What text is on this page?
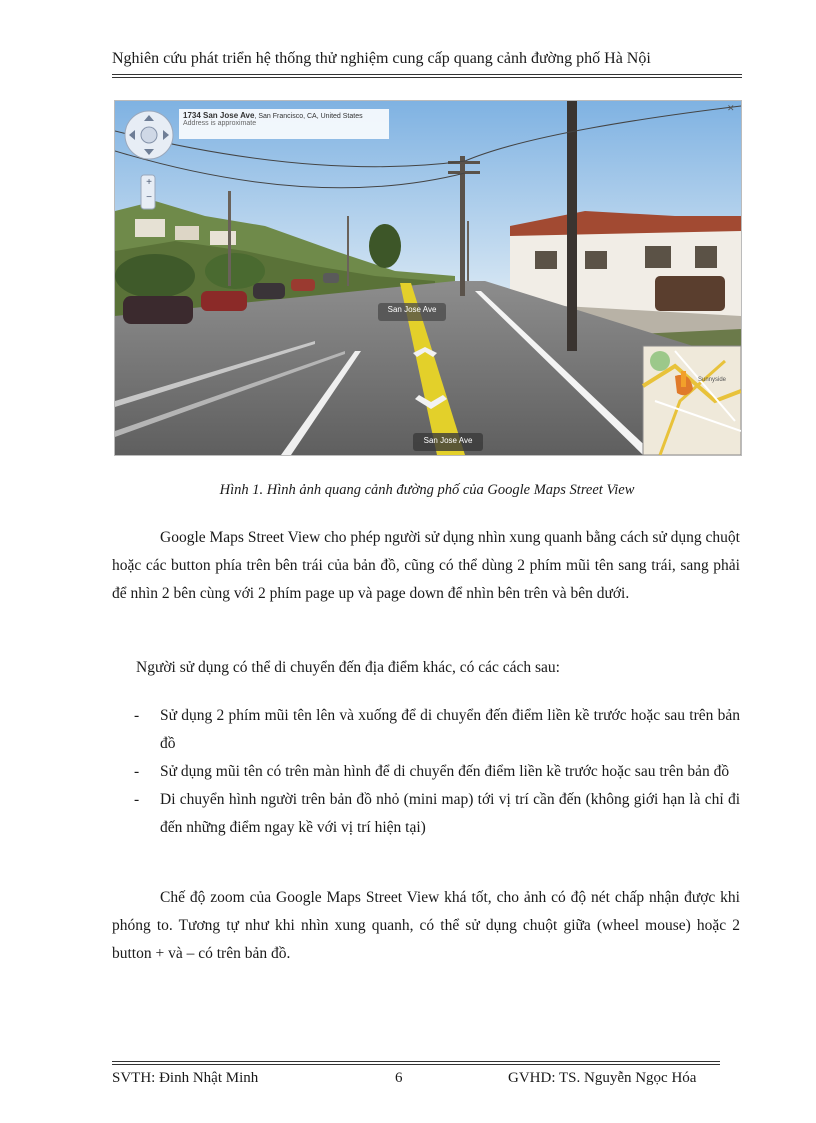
Nghiên cứu phát triển hệ thống thử nghiệm cung cấp quang cảnh đường phố Hà Nội
1734 San Jose Ave, San Francisco, CA, United States
Address is approximate
+
−
San Jose Ave
San Jose Ave
Sunnyside
✕
Hình 1. Hình ảnh quang cảnh đường phố của Google Maps Street View

Google Maps Street View cho phép người sử dụng nhìn xung quanh bằng cách sử dụng chuột hoặc các button phía trên bên trái của bản đồ, cũng có thể dùng 2 phím mũi tên sang trái, sang phải để nhìn 2 bên cùng với 2 phím page up và page down để nhìn bên trên và bên dưới.

Người sử dụng có thể di chuyển đến địa điểm khác, có các cách sau:

- Sử dụng 2 phím mũi tên lên và xuống để di chuyển đến điểm liền kề trước hoặc sau trên bản đồ
- Sử dụng mũi tên có trên màn hình để di chuyển đến điểm liền kề trước hoặc sau trên bản đồ
- Di chuyển hình người trên bản đồ nhỏ (mini map) tới vị trí cần đến (không giới hạn là chỉ đi đến những điểm ngay kề với vị trí hiện tại)

Chế độ zoom của Google Maps Street View khá tốt, cho ảnh có độ nét chấp nhận được khi phóng to. Tương tự như khi nhìn xung quanh, có thể sử dụng chuột giữa (wheel mouse) hoặc 2 button + và – có trên bản đồ.

SVTH: Đinh Nhật Minh	6	GVHD: TS. Nguyễn Ngọc Hóa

........

▸ **Task prompt**: Keep the pictures out of the copy and return the rest of the data above exactly.

▸ **Completed task**:
What text is on this page?
Nghiên cứu phát triển hệ thống thử nghiệm cung cấp quang cảnh đường phố Hà Nội
1734 San Jose Ave, San Francisco, CA, United States
Address is approximate
+
−
San Jose Ave
San Jose Ave
Sunnyside
✕
Hình 1. Hình ảnh quang cảnh đường phố của Google Maps Street View

Google Maps Street View cho phép người sử dụng nhìn xung quanh bằng cách sử dụng chuột hoặc các button phía trên bên trái của bản đồ, cũng có thể dùng 2 phím mũi tên sang trái, sang phải để nhìn 2 bên cùng với 2 phím page up và page down để nhìn bên trên và bên dưới.

Người sử dụng có thể di chuyển đến địa điểm khác, có các cách sau:

- Sử dụng 2 phím mũi tên lên và xuống để di chuyển đến điểm liền kề trước hoặc sau trên bản đồ
- Sử dụng mũi tên có trên màn hình để di chuyển đến điểm liền kề trước hoặc sau trên bản đồ
- Di chuyển hình người trên bản đồ nhỏ (mini map) tới vị trí cần đến (không giới hạn là chỉ đi đến những điểm ngay kề với vị trí hiện tại)

Chế độ zoom của Google Maps Street View khá tốt, cho ảnh có độ nét chấp nhận được khi phóng to. Tương tự như khi nhìn xung quanh, có thể sử dụng chuột giữa (wheel mouse) hoặc 2 button + và – có trên bản đồ.

SVTH: Đinh Nhật Minh	6	GVHD: TS. Nguyễn Ngọc Hóa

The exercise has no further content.